**Work to be completed:** Only the number is wanted: count the lines that include the word "отказе".

**Data for the task:**

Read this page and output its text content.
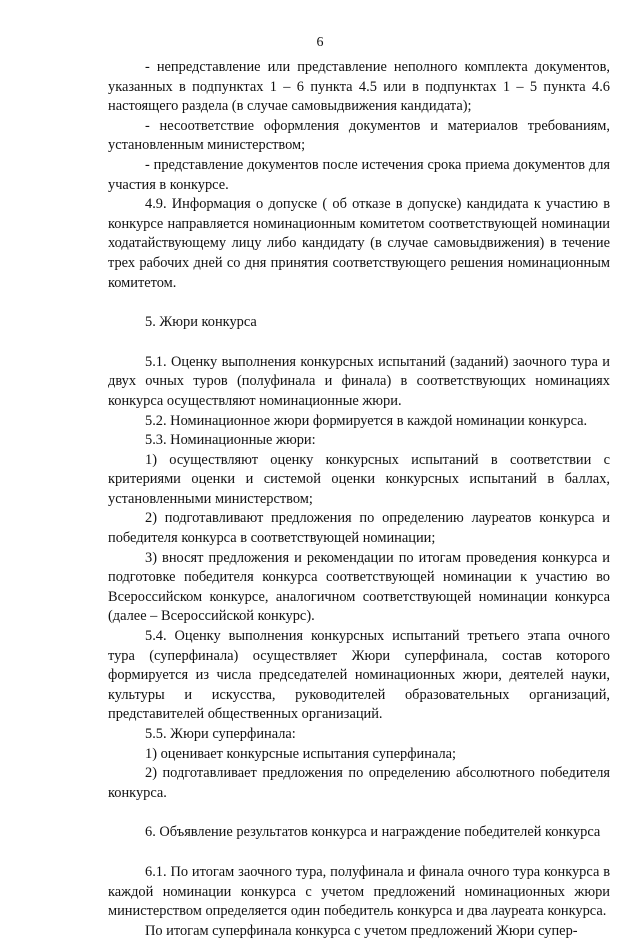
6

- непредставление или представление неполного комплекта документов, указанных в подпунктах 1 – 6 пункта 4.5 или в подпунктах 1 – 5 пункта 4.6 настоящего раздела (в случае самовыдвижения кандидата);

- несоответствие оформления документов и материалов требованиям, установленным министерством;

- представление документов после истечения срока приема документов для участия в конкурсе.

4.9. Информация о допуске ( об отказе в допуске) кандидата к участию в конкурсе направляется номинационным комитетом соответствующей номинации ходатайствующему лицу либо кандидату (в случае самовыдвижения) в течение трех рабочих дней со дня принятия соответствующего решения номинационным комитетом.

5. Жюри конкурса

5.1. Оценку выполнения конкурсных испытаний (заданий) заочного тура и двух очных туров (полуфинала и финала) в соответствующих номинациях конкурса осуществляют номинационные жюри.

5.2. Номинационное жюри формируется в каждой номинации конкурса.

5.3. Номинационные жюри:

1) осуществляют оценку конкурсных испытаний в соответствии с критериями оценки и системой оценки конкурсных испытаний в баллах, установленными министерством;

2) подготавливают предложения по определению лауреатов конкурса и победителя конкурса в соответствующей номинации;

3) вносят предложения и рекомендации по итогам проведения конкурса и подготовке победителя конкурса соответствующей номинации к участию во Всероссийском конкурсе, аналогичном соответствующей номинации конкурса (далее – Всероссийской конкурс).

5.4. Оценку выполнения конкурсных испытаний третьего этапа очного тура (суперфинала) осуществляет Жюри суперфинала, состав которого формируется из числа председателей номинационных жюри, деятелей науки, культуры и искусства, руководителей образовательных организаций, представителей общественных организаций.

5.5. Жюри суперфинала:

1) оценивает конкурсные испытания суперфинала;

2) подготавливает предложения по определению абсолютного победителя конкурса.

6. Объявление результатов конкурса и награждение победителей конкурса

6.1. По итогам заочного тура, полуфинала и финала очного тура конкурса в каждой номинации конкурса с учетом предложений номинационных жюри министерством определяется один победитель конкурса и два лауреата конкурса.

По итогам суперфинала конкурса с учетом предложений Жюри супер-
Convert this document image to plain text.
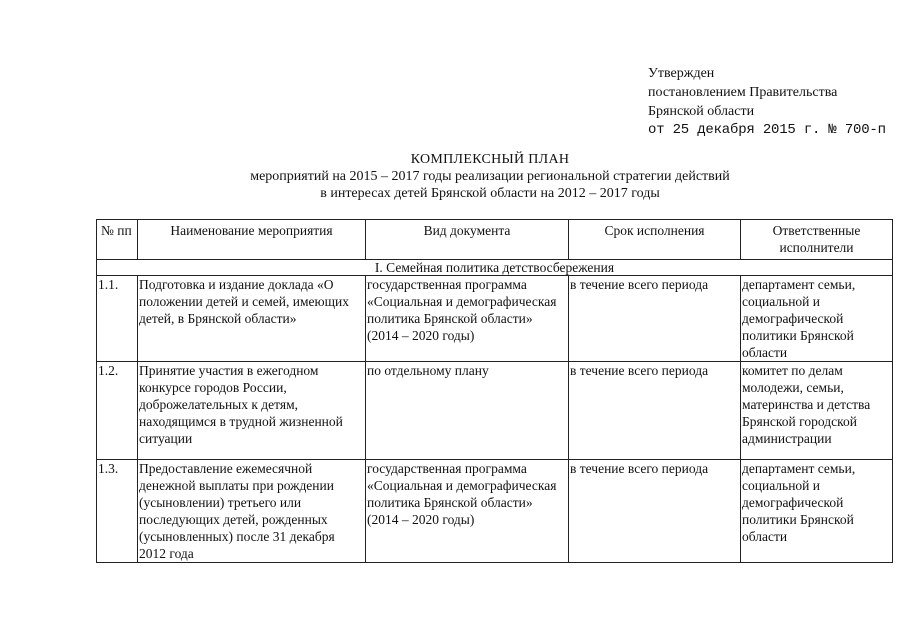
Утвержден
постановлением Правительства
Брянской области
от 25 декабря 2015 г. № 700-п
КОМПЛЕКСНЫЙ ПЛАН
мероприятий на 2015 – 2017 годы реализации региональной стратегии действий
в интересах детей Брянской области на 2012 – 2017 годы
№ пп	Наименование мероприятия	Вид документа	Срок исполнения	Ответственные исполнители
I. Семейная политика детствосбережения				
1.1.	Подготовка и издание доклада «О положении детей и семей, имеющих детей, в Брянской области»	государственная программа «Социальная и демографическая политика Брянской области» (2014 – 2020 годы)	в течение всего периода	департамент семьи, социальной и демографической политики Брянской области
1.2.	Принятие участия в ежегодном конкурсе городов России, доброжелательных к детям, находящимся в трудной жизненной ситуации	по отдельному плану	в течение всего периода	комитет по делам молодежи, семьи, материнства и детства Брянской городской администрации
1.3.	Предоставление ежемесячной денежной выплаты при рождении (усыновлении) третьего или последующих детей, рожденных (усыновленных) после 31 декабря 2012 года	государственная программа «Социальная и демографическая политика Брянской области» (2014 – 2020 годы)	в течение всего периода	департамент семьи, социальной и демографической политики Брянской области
--
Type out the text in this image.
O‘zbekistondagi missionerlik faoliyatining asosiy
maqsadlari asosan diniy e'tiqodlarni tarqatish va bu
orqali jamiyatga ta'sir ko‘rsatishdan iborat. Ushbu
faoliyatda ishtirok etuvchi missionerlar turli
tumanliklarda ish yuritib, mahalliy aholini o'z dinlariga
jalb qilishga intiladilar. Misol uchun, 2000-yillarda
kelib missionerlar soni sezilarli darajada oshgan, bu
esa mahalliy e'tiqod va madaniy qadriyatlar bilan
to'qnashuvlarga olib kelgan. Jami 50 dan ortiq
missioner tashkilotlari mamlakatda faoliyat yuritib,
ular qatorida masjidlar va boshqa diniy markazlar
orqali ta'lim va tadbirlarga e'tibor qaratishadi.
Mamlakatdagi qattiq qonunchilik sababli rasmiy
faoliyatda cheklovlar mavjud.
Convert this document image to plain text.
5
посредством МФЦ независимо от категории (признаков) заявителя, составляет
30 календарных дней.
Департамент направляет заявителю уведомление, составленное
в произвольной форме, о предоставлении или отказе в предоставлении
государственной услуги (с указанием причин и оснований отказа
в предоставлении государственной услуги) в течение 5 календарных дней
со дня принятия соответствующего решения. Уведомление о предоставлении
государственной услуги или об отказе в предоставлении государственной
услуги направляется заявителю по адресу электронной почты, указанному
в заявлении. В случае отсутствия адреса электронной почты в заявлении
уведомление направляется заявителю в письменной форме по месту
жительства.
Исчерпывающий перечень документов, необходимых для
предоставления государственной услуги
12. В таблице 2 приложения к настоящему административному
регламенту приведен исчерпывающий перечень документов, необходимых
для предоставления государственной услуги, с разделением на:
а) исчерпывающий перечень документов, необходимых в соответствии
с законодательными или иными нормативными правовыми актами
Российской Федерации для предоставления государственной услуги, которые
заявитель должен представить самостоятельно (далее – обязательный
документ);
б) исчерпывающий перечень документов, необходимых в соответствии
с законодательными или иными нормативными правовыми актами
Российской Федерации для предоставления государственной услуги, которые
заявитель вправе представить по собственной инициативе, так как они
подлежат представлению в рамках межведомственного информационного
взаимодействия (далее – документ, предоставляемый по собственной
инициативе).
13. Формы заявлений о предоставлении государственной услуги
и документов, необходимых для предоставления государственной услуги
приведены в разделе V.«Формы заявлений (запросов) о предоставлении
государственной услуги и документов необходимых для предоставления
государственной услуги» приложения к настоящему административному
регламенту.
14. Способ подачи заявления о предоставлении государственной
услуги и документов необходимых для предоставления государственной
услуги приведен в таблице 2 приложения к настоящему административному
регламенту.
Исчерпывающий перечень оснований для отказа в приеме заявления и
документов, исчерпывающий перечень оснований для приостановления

**The output:** 3